Copy each line with the word "nodes" in it.
----
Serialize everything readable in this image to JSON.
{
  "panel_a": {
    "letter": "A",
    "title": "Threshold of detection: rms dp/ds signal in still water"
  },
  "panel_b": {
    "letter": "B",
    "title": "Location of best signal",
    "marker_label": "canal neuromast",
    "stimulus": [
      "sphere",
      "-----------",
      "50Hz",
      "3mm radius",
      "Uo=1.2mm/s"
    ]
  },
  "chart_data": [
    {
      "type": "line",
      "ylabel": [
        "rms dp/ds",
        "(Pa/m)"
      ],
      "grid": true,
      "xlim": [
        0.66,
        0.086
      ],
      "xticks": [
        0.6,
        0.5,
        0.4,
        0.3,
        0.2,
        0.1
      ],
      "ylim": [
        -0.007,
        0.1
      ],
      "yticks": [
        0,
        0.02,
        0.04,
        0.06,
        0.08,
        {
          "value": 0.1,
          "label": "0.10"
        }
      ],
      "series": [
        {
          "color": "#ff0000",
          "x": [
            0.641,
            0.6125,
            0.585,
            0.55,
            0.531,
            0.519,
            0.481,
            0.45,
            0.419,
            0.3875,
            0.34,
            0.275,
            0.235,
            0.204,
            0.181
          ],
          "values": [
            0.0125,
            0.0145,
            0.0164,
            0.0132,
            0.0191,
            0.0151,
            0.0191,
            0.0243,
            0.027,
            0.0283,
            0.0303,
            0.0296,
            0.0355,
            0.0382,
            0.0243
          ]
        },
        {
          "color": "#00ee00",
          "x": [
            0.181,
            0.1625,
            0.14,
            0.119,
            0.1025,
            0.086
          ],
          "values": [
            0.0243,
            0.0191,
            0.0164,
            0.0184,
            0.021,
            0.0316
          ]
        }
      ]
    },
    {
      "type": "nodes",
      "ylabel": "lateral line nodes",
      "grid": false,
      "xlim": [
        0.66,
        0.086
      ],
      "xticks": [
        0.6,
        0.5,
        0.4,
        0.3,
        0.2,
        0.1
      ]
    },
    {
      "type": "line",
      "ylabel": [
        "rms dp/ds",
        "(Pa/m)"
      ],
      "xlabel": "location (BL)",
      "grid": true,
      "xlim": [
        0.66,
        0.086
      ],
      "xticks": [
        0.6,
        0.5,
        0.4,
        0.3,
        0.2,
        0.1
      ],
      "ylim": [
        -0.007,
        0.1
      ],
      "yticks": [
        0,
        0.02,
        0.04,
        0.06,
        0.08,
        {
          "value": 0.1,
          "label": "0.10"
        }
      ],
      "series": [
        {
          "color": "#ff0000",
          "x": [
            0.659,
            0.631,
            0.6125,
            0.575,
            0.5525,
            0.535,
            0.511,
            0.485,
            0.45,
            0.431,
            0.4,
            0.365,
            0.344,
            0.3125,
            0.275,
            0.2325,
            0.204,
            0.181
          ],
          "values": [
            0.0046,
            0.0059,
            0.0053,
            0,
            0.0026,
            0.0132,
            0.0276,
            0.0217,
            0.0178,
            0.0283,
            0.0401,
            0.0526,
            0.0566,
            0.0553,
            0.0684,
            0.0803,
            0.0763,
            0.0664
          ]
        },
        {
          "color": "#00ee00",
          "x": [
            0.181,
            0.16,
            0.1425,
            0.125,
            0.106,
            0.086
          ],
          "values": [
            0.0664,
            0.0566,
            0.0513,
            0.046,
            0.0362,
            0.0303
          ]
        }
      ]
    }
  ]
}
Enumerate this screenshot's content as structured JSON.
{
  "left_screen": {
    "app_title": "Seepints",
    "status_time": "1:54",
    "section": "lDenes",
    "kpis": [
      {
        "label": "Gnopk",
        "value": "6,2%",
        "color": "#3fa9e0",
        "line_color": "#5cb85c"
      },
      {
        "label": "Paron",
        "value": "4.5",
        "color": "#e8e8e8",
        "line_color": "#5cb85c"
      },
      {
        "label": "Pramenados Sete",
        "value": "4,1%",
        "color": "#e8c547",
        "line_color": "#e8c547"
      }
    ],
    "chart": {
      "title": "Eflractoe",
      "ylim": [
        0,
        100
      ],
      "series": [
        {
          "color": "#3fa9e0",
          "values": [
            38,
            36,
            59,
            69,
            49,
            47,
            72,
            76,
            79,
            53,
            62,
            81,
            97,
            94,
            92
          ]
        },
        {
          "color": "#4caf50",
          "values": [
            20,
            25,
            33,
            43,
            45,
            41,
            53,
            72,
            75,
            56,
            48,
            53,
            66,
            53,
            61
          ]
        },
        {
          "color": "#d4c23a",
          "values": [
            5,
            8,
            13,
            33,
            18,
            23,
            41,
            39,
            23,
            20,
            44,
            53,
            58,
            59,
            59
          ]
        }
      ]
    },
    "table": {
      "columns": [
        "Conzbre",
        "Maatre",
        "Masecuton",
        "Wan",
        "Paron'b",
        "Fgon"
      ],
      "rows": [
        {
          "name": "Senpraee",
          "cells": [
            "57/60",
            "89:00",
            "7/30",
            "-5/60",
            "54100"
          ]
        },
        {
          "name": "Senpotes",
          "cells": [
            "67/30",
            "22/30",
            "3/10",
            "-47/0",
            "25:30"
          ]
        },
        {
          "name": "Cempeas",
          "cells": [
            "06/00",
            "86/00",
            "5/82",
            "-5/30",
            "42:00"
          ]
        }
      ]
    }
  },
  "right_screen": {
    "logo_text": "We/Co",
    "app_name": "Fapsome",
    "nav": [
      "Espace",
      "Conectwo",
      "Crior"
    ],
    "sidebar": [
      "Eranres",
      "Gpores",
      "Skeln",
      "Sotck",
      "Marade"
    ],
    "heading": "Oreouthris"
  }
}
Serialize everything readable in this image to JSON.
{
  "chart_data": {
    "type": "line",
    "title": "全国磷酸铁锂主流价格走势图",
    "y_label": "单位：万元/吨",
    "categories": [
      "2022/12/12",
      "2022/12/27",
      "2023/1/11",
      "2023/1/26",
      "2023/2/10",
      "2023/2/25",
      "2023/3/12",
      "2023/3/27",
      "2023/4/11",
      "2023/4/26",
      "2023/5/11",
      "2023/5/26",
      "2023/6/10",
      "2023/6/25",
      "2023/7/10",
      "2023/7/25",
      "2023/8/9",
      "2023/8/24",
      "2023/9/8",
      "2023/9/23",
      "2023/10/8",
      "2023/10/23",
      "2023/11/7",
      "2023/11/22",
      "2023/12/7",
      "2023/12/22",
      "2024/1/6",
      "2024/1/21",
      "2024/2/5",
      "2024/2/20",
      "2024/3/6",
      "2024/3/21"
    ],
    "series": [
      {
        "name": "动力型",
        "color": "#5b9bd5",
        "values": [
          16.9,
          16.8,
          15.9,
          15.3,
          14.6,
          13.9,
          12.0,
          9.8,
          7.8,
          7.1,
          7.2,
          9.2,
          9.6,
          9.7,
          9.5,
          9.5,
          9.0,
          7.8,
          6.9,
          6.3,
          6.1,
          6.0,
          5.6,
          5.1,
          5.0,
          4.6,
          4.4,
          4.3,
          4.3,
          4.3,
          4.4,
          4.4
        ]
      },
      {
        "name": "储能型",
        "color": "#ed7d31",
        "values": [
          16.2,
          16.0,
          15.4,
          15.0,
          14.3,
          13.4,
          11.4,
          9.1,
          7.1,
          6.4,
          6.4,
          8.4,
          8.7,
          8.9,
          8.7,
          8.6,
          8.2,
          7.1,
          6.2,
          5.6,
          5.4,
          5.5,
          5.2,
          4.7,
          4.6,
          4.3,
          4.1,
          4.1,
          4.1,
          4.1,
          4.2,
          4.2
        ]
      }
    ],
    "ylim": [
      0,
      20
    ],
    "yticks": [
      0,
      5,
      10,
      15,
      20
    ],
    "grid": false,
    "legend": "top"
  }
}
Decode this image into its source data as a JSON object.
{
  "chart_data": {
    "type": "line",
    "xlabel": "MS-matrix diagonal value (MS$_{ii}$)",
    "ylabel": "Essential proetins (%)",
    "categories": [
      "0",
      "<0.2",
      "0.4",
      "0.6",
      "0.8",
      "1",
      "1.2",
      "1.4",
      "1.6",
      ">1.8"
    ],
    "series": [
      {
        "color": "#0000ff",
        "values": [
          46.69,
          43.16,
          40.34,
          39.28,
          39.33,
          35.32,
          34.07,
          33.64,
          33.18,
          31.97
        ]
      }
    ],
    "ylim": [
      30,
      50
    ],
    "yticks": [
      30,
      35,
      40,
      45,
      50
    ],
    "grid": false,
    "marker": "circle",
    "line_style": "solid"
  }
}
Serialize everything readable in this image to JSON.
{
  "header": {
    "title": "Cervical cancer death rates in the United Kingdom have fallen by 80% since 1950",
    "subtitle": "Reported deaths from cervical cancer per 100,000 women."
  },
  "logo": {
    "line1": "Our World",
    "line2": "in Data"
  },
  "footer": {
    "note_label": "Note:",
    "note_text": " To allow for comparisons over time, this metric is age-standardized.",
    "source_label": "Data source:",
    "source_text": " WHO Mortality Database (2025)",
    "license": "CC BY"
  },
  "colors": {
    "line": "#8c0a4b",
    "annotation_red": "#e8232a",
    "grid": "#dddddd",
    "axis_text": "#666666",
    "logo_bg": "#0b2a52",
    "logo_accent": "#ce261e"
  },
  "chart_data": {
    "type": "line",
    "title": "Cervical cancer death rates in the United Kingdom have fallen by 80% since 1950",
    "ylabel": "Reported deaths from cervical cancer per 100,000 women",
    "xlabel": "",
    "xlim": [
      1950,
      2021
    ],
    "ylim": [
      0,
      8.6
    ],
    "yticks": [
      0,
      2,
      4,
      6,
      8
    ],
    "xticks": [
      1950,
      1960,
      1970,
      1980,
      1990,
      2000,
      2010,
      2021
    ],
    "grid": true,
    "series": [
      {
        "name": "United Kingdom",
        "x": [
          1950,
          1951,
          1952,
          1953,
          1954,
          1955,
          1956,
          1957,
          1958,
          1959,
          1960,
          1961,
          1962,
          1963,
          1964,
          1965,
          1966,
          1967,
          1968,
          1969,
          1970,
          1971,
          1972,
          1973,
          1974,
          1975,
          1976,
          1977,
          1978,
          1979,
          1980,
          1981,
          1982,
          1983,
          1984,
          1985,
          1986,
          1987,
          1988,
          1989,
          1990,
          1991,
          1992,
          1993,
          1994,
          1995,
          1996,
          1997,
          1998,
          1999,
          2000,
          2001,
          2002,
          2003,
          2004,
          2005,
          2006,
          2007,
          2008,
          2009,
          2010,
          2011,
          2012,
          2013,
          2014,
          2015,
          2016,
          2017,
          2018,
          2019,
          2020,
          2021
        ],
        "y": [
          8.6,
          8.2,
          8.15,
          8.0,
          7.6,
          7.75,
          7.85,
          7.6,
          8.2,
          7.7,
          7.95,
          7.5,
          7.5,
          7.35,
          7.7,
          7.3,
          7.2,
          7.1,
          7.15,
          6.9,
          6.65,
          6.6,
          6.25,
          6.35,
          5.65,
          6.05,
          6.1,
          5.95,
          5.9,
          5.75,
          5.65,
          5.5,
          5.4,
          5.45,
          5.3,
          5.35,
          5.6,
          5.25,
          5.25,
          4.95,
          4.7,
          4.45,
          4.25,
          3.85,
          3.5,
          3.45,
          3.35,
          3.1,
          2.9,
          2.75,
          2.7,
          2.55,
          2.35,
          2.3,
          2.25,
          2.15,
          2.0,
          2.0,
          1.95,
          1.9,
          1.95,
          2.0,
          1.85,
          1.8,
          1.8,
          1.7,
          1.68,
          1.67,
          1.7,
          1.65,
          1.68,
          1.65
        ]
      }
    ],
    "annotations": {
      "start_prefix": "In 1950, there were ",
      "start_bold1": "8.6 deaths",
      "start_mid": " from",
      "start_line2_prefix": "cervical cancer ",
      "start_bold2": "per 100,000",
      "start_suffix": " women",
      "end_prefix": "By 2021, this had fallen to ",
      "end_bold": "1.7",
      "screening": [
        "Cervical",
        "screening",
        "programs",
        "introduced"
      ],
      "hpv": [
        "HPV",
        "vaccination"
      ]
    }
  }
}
----
Written answer:
      "type": "nodes",
      "ylabel": "lateral line nodes",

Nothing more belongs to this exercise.